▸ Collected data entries
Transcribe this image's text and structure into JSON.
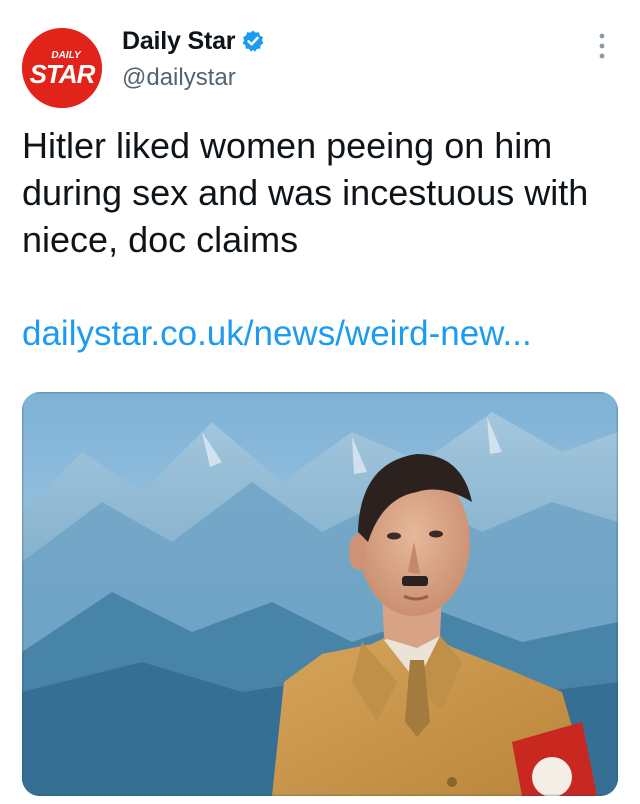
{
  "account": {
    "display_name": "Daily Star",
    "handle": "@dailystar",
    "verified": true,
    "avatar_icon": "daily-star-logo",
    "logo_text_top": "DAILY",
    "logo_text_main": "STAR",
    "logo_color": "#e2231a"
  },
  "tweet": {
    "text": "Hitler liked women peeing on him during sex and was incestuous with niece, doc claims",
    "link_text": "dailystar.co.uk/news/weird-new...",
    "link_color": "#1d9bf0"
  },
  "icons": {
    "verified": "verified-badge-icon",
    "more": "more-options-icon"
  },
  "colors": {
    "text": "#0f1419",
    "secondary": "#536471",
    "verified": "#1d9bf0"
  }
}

▸ Instructions to follow
Show the lines of the records that include the string "dailystar".

▸ Correct answer
    "handle": "@dailystar",
    "link_text": "dailystar.co.uk/news/weird-new...",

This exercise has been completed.